- BRIEF
Take every line where the string "title" appears and copy it.

- SUPPLIED DATA

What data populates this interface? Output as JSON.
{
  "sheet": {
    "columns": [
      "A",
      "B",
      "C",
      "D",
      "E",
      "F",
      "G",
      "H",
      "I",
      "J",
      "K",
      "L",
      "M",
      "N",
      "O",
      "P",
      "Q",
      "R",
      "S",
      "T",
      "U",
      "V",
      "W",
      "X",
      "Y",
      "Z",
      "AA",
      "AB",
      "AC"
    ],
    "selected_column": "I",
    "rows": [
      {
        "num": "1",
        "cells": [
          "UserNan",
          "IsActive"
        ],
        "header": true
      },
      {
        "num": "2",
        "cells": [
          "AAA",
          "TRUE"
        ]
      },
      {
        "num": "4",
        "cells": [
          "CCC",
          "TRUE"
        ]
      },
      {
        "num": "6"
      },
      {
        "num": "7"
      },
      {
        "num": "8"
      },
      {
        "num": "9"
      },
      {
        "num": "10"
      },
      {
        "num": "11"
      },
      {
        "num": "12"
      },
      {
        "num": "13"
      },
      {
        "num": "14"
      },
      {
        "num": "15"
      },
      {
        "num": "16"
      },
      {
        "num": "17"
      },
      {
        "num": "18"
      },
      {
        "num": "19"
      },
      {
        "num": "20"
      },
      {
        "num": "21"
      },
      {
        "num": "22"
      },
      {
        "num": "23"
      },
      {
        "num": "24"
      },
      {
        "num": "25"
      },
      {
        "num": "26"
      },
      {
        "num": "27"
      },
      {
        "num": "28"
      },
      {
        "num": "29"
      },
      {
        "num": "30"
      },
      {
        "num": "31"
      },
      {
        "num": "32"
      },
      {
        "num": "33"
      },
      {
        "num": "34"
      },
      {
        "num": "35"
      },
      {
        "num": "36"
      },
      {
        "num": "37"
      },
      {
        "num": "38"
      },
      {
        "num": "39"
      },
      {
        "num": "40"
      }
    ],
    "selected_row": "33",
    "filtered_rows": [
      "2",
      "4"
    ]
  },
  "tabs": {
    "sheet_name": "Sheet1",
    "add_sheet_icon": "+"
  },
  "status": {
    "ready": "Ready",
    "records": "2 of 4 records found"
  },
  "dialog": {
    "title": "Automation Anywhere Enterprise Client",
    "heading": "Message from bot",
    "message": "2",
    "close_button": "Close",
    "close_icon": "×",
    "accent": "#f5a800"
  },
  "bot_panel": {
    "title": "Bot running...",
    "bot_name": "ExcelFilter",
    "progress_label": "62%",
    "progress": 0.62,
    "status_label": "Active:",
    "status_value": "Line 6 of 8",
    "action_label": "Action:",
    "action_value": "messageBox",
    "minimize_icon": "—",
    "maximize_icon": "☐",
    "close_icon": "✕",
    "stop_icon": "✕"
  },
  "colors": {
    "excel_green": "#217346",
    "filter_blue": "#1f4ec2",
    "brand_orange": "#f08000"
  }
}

- SOLVED EXERCISE
    "title": "Automation Anywhere Enterprise Client",
    "title": "Bot running...",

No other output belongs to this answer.